** BEGIN Recorded data **

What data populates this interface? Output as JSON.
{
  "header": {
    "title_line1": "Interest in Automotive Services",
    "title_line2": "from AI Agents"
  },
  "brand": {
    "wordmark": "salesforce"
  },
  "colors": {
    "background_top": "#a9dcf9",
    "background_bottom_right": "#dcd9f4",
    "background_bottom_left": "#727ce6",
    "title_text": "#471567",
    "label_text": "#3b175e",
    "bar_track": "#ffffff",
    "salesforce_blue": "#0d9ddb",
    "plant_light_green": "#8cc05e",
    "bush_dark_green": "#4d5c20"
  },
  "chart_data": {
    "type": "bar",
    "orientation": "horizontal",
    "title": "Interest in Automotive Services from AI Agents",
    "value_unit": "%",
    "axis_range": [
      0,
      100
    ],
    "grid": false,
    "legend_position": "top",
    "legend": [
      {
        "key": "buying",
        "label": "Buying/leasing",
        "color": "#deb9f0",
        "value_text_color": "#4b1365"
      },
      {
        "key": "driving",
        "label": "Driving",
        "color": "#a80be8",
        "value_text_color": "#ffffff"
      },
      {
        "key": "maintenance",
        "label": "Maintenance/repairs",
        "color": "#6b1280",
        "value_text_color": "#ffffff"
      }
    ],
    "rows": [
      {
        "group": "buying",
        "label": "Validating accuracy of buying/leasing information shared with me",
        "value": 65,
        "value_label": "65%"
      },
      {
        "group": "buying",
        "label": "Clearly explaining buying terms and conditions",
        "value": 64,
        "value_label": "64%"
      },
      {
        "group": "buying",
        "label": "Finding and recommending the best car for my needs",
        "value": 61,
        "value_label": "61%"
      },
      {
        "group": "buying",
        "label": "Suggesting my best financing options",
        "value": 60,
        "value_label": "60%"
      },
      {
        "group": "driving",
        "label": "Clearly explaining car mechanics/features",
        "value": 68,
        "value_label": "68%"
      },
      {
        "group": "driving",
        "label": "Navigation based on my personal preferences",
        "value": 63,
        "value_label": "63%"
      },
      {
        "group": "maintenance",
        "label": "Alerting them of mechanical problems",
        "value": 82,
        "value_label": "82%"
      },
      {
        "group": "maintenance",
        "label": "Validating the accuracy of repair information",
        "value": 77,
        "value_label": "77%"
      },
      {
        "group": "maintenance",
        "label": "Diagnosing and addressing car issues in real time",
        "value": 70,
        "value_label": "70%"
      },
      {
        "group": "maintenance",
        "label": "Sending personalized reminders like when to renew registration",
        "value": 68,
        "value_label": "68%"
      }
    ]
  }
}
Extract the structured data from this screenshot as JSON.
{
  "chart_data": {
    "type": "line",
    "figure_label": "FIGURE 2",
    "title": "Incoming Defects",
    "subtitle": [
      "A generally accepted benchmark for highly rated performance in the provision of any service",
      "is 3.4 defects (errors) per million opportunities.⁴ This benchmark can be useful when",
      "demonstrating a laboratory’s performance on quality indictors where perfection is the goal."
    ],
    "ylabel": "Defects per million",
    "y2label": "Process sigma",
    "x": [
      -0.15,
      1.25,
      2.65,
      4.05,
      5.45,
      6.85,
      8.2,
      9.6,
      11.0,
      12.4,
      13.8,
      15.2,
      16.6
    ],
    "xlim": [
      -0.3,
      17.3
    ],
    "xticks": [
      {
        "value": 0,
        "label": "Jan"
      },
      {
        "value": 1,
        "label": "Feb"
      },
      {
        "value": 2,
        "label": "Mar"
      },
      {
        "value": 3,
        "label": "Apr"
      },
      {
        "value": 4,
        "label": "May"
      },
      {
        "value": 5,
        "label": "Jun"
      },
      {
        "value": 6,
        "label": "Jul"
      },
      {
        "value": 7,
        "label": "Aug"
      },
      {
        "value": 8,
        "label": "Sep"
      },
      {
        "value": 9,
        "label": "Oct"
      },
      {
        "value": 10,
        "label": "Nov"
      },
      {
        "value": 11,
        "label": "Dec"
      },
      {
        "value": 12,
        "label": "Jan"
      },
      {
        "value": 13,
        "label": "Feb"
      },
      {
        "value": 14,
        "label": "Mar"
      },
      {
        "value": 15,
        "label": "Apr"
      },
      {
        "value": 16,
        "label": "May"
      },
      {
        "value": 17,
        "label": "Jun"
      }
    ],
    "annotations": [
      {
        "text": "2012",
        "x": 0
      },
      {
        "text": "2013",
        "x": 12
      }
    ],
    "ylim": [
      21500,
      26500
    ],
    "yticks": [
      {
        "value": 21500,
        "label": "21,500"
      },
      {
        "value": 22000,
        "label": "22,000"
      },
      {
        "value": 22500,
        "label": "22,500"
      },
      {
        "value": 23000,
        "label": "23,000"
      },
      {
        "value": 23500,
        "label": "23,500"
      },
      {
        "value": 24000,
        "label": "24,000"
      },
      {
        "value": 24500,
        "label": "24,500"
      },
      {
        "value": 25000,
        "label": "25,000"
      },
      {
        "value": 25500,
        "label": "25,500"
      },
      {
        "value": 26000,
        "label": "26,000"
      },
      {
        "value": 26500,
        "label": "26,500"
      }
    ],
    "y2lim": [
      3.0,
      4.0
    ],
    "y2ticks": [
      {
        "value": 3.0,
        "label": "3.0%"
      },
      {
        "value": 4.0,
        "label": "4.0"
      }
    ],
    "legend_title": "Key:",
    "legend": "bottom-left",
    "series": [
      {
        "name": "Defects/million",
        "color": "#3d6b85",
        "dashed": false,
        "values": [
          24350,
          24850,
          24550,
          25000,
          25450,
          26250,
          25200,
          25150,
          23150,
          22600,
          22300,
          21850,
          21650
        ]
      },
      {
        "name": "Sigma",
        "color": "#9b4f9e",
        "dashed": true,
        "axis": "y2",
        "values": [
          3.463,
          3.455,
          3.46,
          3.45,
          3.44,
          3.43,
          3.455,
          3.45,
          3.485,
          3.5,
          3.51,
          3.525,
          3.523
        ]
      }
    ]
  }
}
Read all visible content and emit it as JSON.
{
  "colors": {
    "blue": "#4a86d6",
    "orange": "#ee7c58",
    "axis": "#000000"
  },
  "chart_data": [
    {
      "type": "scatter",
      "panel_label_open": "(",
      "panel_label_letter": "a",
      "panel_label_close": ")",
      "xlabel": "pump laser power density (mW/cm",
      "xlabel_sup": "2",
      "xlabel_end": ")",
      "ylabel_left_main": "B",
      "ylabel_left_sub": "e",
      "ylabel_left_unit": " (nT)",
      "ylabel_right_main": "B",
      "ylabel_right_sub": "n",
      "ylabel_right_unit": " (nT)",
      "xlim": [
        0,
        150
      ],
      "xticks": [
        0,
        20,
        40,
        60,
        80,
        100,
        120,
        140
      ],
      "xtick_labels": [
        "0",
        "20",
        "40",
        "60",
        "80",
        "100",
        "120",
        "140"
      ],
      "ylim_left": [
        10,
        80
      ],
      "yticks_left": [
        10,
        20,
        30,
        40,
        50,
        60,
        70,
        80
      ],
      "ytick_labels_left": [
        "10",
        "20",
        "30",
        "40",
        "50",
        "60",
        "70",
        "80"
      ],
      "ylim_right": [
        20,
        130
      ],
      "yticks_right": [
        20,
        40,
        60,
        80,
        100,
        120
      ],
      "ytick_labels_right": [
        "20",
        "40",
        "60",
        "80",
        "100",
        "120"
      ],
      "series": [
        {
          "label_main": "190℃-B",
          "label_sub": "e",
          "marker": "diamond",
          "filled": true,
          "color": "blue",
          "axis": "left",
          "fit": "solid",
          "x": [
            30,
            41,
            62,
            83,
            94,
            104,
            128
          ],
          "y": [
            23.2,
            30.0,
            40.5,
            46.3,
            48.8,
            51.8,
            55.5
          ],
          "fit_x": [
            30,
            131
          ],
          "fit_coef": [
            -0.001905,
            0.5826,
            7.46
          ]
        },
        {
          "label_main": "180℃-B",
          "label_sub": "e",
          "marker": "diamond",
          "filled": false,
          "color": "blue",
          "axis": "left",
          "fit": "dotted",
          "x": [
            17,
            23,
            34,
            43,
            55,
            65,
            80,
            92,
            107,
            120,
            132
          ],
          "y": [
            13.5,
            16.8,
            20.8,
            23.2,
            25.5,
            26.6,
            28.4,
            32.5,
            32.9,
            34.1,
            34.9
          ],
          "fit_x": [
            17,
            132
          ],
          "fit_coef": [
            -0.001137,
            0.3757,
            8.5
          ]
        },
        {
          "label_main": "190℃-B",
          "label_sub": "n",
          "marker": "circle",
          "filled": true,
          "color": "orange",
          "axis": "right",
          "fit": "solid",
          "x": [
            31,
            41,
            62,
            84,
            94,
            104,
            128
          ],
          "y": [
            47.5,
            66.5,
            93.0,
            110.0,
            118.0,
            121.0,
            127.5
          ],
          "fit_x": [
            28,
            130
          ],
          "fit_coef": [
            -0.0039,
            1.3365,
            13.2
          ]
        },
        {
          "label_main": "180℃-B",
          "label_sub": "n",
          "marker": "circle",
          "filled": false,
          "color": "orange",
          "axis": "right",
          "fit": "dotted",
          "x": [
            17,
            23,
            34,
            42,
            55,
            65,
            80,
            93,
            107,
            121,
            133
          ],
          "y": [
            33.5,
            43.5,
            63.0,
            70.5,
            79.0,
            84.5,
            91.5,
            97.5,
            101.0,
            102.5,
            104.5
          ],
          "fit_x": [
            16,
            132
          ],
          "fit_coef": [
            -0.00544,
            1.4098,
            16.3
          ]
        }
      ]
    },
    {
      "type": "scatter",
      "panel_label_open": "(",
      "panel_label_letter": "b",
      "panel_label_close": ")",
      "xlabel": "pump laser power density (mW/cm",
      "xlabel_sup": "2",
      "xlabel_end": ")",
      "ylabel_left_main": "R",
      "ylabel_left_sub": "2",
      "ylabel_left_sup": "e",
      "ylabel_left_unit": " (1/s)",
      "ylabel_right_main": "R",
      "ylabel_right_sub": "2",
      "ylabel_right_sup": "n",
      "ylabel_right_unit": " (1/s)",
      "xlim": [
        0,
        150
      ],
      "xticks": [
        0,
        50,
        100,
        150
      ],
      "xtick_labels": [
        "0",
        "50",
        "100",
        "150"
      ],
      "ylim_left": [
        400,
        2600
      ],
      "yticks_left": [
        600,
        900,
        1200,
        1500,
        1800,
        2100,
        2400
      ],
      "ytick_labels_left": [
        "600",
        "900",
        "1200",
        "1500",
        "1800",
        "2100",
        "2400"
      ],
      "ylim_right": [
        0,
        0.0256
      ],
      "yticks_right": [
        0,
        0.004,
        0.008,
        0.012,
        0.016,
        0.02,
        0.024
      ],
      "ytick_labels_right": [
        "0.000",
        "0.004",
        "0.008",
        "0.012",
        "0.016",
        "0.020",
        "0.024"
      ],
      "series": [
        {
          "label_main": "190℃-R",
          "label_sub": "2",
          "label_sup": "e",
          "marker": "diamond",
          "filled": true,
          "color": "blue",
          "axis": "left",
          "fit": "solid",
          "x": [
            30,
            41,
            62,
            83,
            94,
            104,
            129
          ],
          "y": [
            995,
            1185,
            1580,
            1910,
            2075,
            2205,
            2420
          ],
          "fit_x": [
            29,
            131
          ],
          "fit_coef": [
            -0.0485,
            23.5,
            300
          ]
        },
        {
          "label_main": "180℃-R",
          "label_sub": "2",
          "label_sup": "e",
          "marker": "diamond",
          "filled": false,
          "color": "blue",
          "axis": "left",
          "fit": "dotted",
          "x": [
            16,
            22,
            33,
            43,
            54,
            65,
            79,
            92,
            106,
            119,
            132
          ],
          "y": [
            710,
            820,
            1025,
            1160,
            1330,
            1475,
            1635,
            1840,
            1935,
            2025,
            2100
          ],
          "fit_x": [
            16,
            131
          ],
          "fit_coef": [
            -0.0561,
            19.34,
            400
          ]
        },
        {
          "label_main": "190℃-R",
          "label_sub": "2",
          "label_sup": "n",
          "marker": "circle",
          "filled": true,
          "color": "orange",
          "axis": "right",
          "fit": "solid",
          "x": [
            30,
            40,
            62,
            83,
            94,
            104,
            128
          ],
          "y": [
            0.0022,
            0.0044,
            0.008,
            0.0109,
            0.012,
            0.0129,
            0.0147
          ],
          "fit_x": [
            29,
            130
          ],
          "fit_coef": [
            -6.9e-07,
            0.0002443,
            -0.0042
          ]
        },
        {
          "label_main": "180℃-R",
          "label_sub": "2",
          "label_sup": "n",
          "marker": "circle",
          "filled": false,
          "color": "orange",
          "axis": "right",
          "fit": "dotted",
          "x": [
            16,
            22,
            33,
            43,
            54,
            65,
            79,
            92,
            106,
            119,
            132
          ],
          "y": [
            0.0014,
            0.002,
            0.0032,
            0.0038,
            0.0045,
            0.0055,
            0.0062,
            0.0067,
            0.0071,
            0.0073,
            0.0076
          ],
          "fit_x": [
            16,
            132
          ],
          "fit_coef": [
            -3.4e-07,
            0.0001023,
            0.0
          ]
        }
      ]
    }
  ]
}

** END Recorded data **

[Aim of the exercise]: Copy down every line of the material above that includes the string "Services".

[Output]:
    "title_line1": "Interest in Automotive Services",
    "title": "Interest in Automotive Services from AI Agents",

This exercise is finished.